Task requirements:
Extract every record, exactly as written, and ignore the pictures.

Data tied to figure images:
────

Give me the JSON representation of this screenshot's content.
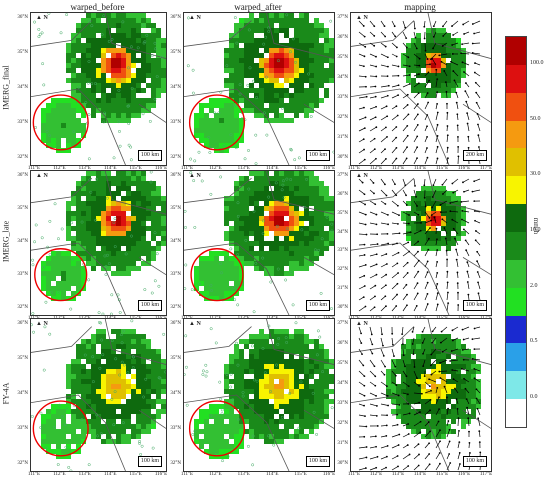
{
  "columns": [
    "warped_before",
    "warped_after",
    "mapping"
  ],
  "rows": [
    "IMERG_final",
    "IMERG_late",
    "FY-4A"
  ],
  "scalebars": [
    [
      "100 km",
      "100 km",
      "200 km"
    ],
    [
      "100 km",
      "100 km",
      "100 km"
    ],
    [
      "100 km",
      "100 km",
      "100 km"
    ]
  ],
  "north_label": "N",
  "ytick_sets": {
    "a": [
      "36°N",
      "35°N",
      "34°N",
      "33°N",
      "32°N"
    ],
    "b": [
      "37°N",
      "36°N",
      "35°N",
      "34°N",
      "33°N",
      "32°N",
      "31°N",
      "30°N"
    ]
  },
  "xtick_sets": {
    "a": [
      "111°E",
      "112°E",
      "113°E",
      "114°E",
      "115°E",
      "116°E"
    ],
    "b": [
      "111°E",
      "112°E",
      "113°E",
      "114°E",
      "115°E",
      "116°E",
      "117°E"
    ]
  },
  "chart_data": {
    "type": "heatmap",
    "colorbar": {
      "unit": "mm/h",
      "ticks": [
        "100.0",
        "50.0",
        "30.0",
        "10.0",
        "2.0",
        "0.5",
        "0.0"
      ],
      "levels": [
        {
          "from": 0.0,
          "to": 0.5,
          "color": "#ffffff"
        },
        {
          "from": 0.0,
          "to": 0.5,
          "color": "#7ee8e8"
        },
        {
          "from": 0.5,
          "to": 2.0,
          "color": "#2aa0e8"
        },
        {
          "from": 0.5,
          "to": 2.0,
          "color": "#1a2ad0"
        },
        {
          "from": 2.0,
          "to": 10.0,
          "color": "#22e022"
        },
        {
          "from": 2.0,
          "to": 10.0,
          "color": "#33c033"
        },
        {
          "from": 10.0,
          "to": 30.0,
          "color": "#1a8a1a"
        },
        {
          "from": 10.0,
          "to": 30.0,
          "color": "#0e6a0e"
        },
        {
          "from": 30.0,
          "to": 50.0,
          "color": "#f8f400"
        },
        {
          "from": 30.0,
          "to": 50.0,
          "color": "#e0c000"
        },
        {
          "from": 50.0,
          "to": 100.0,
          "color": "#f59a10"
        },
        {
          "from": 50.0,
          "to": 100.0,
          "color": "#f05010"
        },
        {
          "from": 100.0,
          "to": 100.0,
          "color": "#dd1010"
        },
        {
          "from": 100.0,
          "to": 100.0,
          "color": "#b00000"
        }
      ]
    }
  }
}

────

Task answer:
Give me the JSON representation of this screenshot's content.
{
  "columns": [
    "warped_before",
    "warped_after",
    "mapping"
  ],
  "rows": [
    "IMERG_final",
    "IMERG_late",
    "FY-4A"
  ],
  "scalebars": [
    [
      "100 km",
      "100 km",
      "200 km"
    ],
    [
      "100 km",
      "100 km",
      "100 km"
    ],
    [
      "100 km",
      "100 km",
      "100 km"
    ]
  ],
  "north_label": "N",
  "ytick_sets": {
    "a": [
      "36°N",
      "35°N",
      "34°N",
      "33°N",
      "32°N"
    ],
    "b": [
      "37°N",
      "36°N",
      "35°N",
      "34°N",
      "33°N",
      "32°N",
      "31°N",
      "30°N"
    ]
  },
  "xtick_sets": {
    "a": [
      "111°E",
      "112°E",
      "113°E",
      "114°E",
      "115°E",
      "116°E"
    ],
    "b": [
      "111°E",
      "112°E",
      "113°E",
      "114°E",
      "115°E",
      "116°E",
      "117°E"
    ]
  },
  "chart_data": {
    "type": "heatmap",
    "colorbar": {
      "unit": "mm/h",
      "ticks": [
        "100.0",
        "50.0",
        "30.0",
        "10.0",
        "2.0",
        "0.5",
        "0.0"
      ],
      "levels": [
        {
          "from": 0.0,
          "to": 0.5,
          "color": "#ffffff"
        },
        {
          "from": 0.0,
          "to": 0.5,
          "color": "#7ee8e8"
        },
        {
          "from": 0.5,
          "to": 2.0,
          "color": "#2aa0e8"
        },
        {
          "from": 0.5,
          "to": 2.0,
          "color": "#1a2ad0"
        },
        {
          "from": 2.0,
          "to": 10.0,
          "color": "#22e022"
        },
        {
          "from": 2.0,
          "to": 10.0,
          "color": "#33c033"
        },
        {
          "from": 10.0,
          "to": 30.0,
          "color": "#1a8a1a"
        },
        {
          "from": 10.0,
          "to": 30.0,
          "color": "#0e6a0e"
        },
        {
          "from": 30.0,
          "to": 50.0,
          "color": "#f8f400"
        },
        {
          "from": 30.0,
          "to": 50.0,
          "color": "#e0c000"
        },
        {
          "from": 50.0,
          "to": 100.0,
          "color": "#f59a10"
        },
        {
          "from": 50.0,
          "to": 100.0,
          "color": "#f05010"
        },
        {
          "from": 100.0,
          "to": 100.0,
          "color": "#dd1010"
        },
        {
          "from": 100.0,
          "to": 100.0,
          "color": "#b00000"
        }
      ]
    }
  }
}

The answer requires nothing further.